**** SUPPLIED INFORMATION

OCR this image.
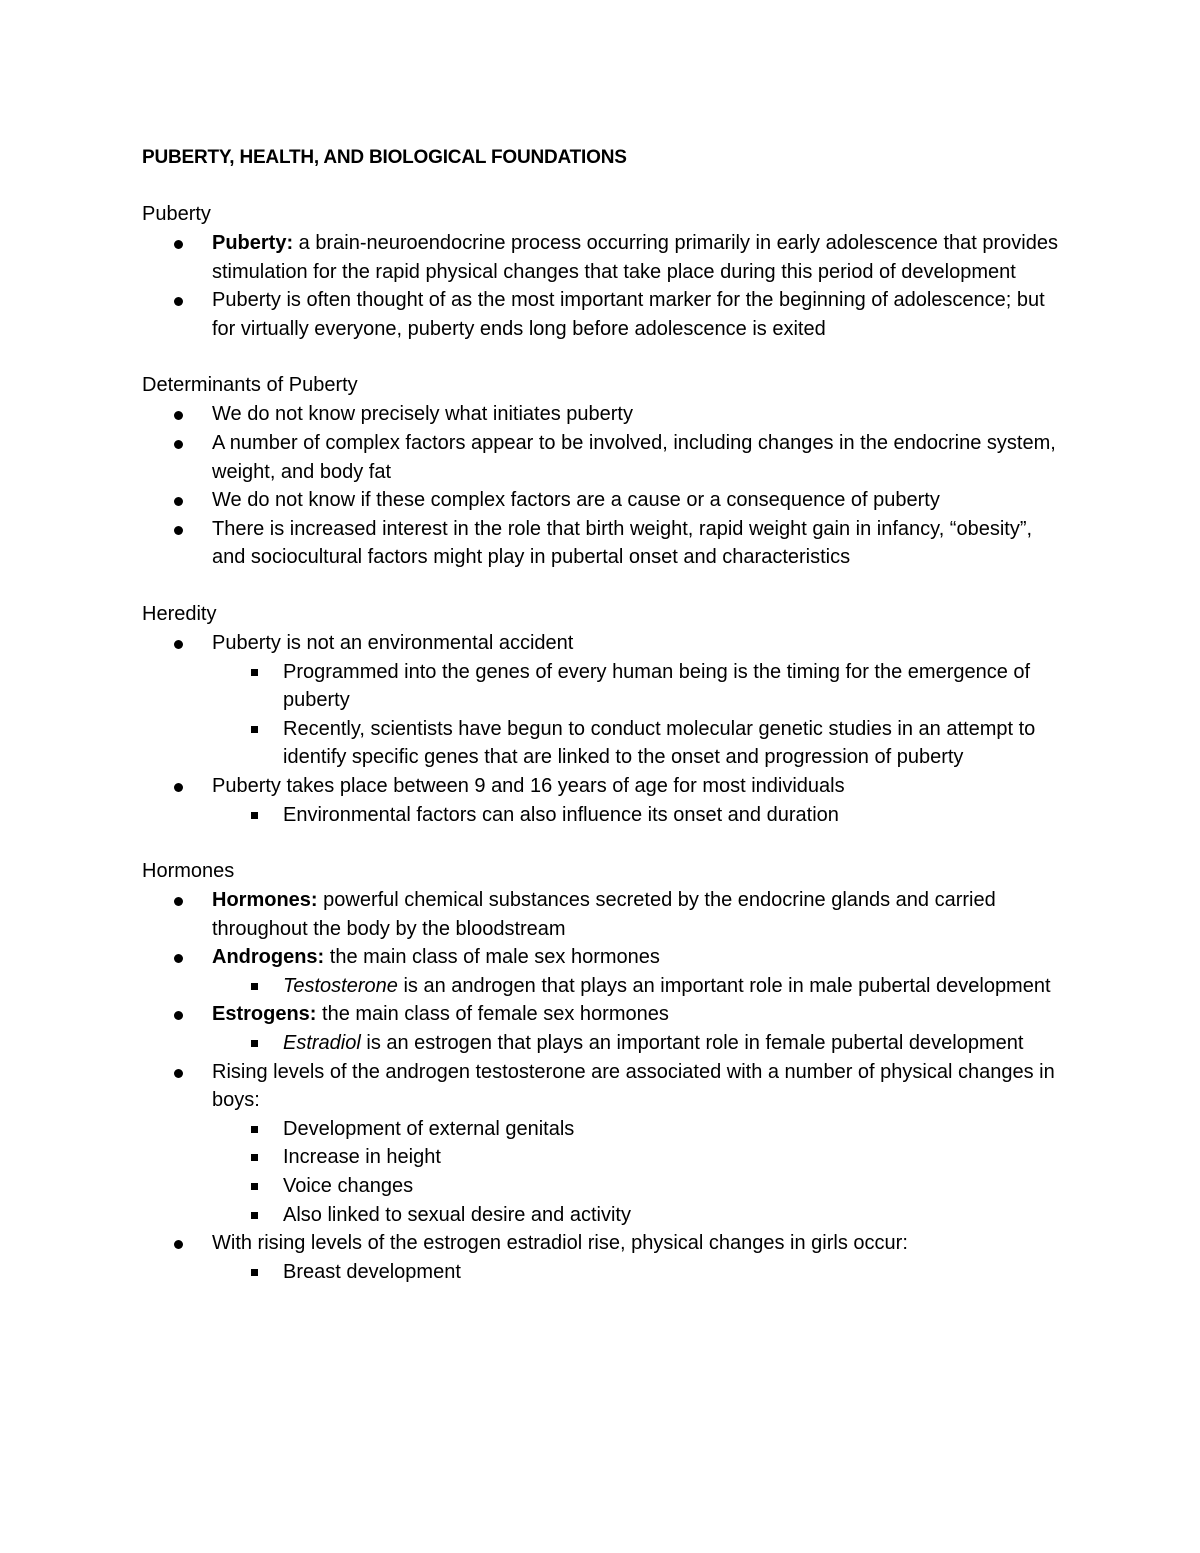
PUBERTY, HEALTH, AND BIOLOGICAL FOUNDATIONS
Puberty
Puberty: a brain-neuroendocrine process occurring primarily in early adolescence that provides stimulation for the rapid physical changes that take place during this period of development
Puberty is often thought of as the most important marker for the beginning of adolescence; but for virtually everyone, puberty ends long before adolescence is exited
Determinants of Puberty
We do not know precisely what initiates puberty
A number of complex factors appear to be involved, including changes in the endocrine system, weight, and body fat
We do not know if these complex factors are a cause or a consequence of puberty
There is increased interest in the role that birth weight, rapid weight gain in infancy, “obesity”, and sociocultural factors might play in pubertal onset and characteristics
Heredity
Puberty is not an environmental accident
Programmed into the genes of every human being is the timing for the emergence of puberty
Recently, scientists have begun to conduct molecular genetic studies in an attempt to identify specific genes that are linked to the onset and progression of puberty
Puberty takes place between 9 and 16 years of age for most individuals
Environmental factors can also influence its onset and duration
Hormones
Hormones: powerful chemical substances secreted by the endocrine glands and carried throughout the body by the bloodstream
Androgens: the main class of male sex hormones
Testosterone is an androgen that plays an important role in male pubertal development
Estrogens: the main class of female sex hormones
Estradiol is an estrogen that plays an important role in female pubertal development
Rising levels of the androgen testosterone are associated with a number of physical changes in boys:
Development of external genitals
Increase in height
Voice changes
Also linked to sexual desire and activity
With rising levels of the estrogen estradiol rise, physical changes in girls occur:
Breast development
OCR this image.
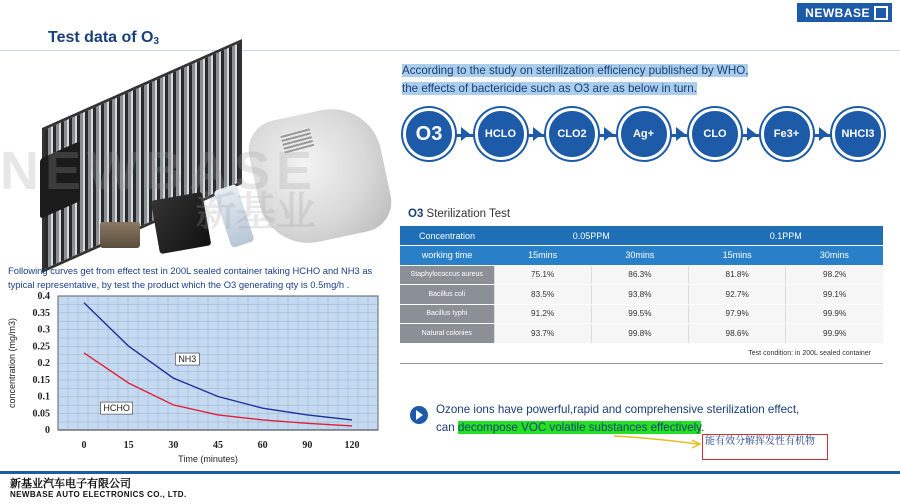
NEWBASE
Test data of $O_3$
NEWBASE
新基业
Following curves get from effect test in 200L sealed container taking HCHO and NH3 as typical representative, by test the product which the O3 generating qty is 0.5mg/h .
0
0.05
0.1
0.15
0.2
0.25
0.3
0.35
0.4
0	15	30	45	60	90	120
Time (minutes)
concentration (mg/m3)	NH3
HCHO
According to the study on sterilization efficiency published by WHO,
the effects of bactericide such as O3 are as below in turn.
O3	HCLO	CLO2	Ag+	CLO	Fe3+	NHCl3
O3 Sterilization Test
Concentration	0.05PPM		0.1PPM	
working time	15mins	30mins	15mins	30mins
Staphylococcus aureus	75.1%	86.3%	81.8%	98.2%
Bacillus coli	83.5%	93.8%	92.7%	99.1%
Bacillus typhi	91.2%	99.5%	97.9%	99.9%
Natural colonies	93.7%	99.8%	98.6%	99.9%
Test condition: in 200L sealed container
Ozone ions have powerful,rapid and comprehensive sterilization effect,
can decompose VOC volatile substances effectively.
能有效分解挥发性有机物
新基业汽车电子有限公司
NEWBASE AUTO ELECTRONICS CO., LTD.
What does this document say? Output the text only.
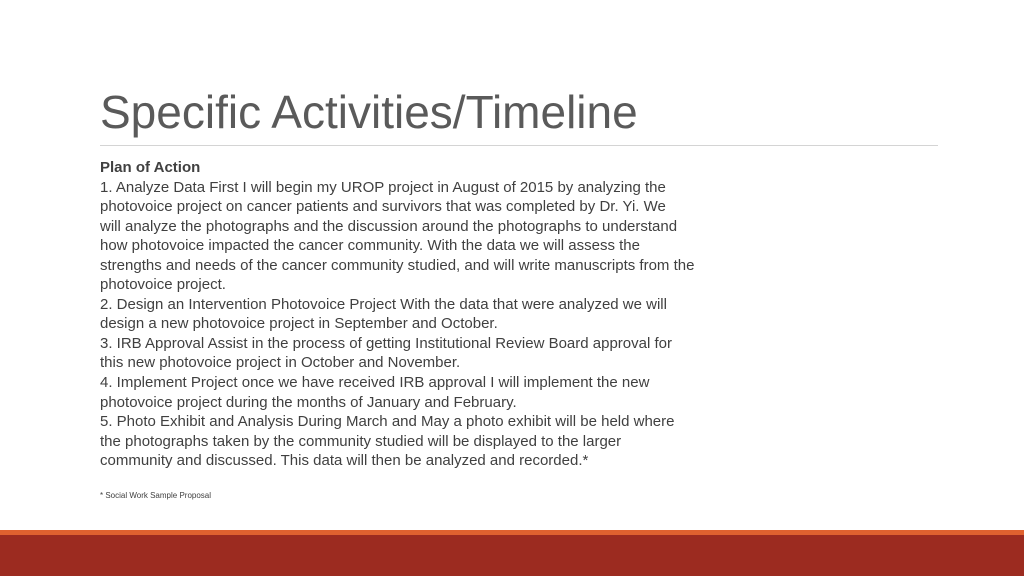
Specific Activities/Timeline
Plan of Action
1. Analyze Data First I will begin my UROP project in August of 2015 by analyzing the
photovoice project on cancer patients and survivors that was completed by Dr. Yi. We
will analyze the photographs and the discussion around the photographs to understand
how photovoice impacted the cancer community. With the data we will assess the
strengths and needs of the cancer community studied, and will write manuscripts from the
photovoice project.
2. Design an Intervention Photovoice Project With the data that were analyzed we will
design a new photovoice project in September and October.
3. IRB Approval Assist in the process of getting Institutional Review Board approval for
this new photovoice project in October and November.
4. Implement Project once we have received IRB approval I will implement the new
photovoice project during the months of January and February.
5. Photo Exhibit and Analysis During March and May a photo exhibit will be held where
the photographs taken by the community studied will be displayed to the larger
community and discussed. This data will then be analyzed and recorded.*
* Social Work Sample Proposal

********
**** SUPPLIED INFORMATION

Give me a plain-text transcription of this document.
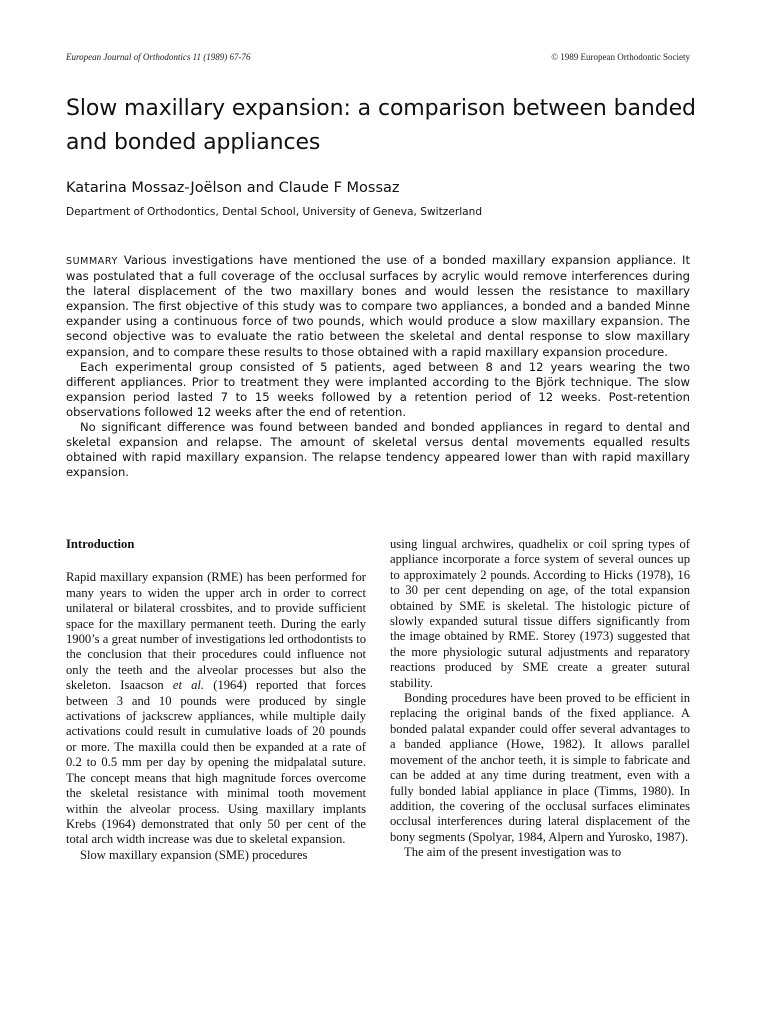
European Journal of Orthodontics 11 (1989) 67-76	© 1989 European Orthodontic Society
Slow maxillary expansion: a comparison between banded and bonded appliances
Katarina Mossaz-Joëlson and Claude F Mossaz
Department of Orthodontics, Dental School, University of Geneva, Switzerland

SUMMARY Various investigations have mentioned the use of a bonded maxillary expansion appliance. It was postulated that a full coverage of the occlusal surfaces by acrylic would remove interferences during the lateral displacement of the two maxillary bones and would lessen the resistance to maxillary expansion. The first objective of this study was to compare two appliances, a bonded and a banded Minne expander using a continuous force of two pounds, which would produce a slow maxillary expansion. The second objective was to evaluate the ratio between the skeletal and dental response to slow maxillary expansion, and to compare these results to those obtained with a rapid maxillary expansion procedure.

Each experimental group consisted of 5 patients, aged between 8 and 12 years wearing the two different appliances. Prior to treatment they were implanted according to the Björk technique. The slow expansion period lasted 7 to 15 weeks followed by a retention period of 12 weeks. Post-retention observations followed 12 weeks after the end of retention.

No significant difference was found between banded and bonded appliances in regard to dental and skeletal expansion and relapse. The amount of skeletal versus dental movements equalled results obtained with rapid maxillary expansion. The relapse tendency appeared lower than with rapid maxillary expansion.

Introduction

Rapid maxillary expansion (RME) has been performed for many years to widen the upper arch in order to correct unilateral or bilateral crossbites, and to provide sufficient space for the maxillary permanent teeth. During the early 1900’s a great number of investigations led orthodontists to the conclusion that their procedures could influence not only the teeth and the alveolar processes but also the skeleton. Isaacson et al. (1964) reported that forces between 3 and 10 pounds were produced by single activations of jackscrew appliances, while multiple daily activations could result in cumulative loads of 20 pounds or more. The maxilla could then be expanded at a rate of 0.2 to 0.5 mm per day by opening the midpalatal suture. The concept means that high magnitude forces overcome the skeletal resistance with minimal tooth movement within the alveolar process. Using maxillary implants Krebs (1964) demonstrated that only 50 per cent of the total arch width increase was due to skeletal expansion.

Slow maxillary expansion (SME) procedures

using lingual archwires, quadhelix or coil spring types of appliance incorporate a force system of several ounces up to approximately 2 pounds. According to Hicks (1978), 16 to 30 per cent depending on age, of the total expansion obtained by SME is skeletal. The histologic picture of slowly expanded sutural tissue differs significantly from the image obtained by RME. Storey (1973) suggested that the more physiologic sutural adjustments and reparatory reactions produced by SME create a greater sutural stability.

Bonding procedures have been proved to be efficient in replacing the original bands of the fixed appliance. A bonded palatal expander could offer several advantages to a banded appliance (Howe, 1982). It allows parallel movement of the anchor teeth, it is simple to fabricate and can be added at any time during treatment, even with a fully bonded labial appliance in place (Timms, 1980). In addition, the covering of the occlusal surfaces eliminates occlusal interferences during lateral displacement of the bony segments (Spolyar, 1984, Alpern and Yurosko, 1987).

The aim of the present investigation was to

********
**** SUPPLIED INFORMATION

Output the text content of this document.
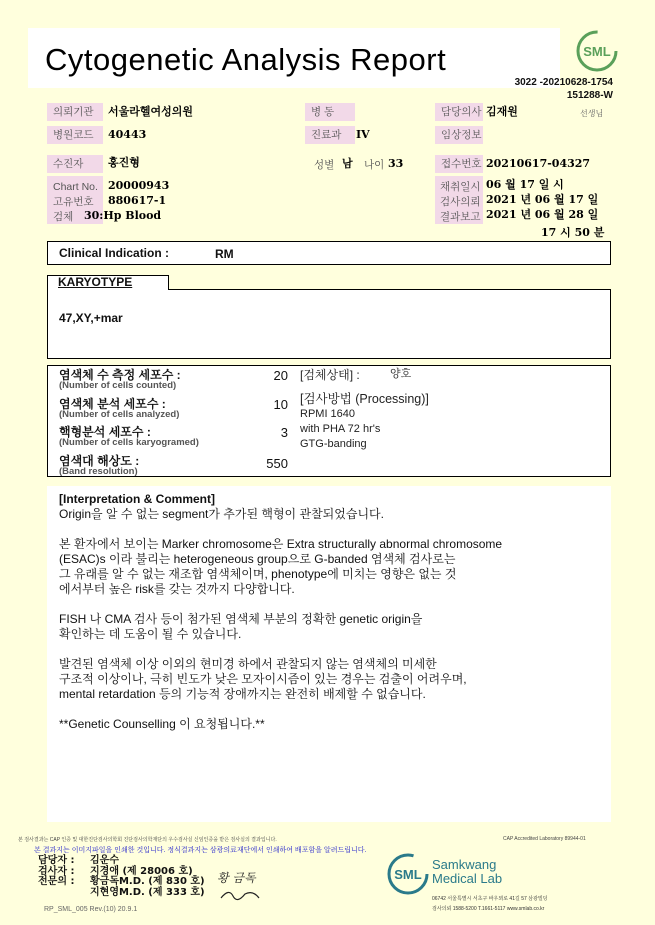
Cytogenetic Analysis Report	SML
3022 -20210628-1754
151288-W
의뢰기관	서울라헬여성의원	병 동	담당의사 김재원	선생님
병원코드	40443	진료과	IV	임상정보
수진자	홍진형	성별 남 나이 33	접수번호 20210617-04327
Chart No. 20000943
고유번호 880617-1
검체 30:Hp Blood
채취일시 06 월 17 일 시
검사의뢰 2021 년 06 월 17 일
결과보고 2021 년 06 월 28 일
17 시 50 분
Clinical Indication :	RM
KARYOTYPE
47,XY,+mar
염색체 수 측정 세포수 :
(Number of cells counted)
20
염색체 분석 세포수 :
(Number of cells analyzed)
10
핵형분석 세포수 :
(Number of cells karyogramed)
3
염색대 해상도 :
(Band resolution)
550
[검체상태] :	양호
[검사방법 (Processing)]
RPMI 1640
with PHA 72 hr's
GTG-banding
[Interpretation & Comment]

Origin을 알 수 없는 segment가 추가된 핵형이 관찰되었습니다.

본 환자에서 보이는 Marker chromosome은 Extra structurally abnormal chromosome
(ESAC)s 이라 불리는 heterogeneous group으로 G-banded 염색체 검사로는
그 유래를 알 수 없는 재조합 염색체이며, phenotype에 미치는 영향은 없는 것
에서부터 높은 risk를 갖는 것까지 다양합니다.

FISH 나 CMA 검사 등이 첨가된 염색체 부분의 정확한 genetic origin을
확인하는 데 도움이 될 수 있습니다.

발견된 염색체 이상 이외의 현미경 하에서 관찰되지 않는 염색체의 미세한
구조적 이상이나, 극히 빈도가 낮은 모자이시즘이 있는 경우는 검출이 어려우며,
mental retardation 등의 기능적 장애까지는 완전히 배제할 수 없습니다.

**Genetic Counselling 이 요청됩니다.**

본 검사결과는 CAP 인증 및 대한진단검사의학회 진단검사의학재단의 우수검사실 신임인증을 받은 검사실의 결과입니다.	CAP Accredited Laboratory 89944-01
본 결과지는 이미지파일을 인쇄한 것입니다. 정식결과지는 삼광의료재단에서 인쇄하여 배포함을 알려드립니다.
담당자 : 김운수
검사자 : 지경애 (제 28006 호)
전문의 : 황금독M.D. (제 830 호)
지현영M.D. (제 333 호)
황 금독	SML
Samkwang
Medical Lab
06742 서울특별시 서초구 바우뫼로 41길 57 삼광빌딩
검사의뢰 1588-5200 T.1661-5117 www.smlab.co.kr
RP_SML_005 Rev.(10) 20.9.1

********

Look through the material above. Copy each line where the word "adolescence" appears.

Puberty: a brain-neuroendocrine process occurring primarily in early adolescence that provides stimulation for the rapid physical changes that take place during this period of development
Puberty is often thought of as the most important marker for the beginning of adolescence; but for virtually everyone, puberty ends long before adolescence is exited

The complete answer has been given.